** begin EXERCISE INPUTS **

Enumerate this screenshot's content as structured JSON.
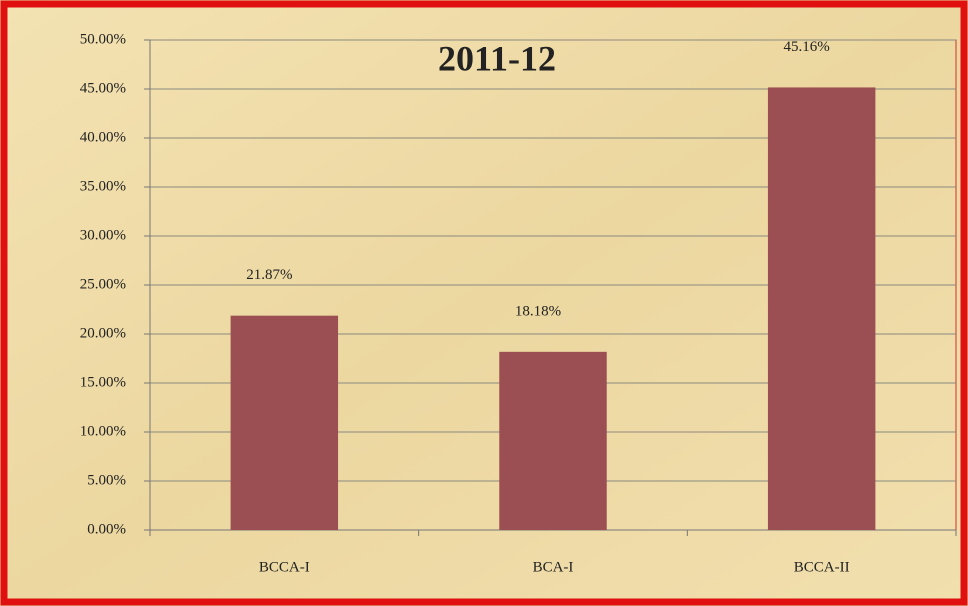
{
  "chart_data": {
    "type": "bar",
    "title": "2011-12",
    "categories": [
      "BCCA-I",
      "BCA-I",
      "BCCA-II"
    ],
    "values": [
      21.87,
      18.18,
      45.16
    ],
    "value_labels": [
      "21.87%",
      "18.18%",
      "45.16%"
    ],
    "color": "#9b4f52",
    "ylim": [
      0,
      50
    ],
    "yticks": [
      {
        "value": 0,
        "label": "0.00%"
      },
      {
        "value": 5,
        "label": "5.00%"
      },
      {
        "value": 10,
        "label": "10.00%"
      },
      {
        "value": 15,
        "label": "15.00%"
      },
      {
        "value": 20,
        "label": "20.00%"
      },
      {
        "value": 25,
        "label": "25.00%"
      },
      {
        "value": 30,
        "label": "30.00%"
      },
      {
        "value": 35,
        "label": "35.00%"
      },
      {
        "value": 40,
        "label": "40.00%"
      },
      {
        "value": 45,
        "label": "45.00%"
      },
      {
        "value": 50,
        "label": "50.00%"
      }
    ],
    "grid": true
  }
}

** end EXERCISE INPUTS **

Quote each record exactly as it stands, minus the pictures.

Enumerate this screenshot's content as structured JSON.
{
  "chart_data": {
    "type": "bar",
    "title": "2011-12",
    "categories": [
      "BCCA-I",
      "BCA-I",
      "BCCA-II"
    ],
    "values": [
      21.87,
      18.18,
      45.16
    ],
    "value_labels": [
      "21.87%",
      "18.18%",
      "45.16%"
    ],
    "color": "#9b4f52",
    "ylim": [
      0,
      50
    ],
    "yticks": [
      {
        "value": 0,
        "label": "0.00%"
      },
      {
        "value": 5,
        "label": "5.00%"
      },
      {
        "value": 10,
        "label": "10.00%"
      },
      {
        "value": 15,
        "label": "15.00%"
      },
      {
        "value": 20,
        "label": "20.00%"
      },
      {
        "value": 25,
        "label": "25.00%"
      },
      {
        "value": 30,
        "label": "30.00%"
      },
      {
        "value": 35,
        "label": "35.00%"
      },
      {
        "value": 40,
        "label": "40.00%"
      },
      {
        "value": 45,
        "label": "45.00%"
      },
      {
        "value": 50,
        "label": "50.00%"
      }
    ],
    "grid": true
  }
}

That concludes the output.